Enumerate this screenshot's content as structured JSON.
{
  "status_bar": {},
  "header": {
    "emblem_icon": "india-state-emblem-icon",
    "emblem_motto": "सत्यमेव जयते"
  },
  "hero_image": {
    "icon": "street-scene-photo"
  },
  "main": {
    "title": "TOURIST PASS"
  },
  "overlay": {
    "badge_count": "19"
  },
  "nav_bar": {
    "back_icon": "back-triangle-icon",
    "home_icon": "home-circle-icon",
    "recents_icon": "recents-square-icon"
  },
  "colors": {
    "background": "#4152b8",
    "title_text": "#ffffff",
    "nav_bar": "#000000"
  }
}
···
**Exercise task**
Working from the listing above, pick out every line that has "icon" and copy it.

**Task output**
    "emblem_icon": "india-state-emblem-icon",
    "icon": "street-scene-photo"
    "back_icon": "back-triangle-icon",
    "home_icon": "home-circle-icon",
    "recents_icon": "recents-square-icon"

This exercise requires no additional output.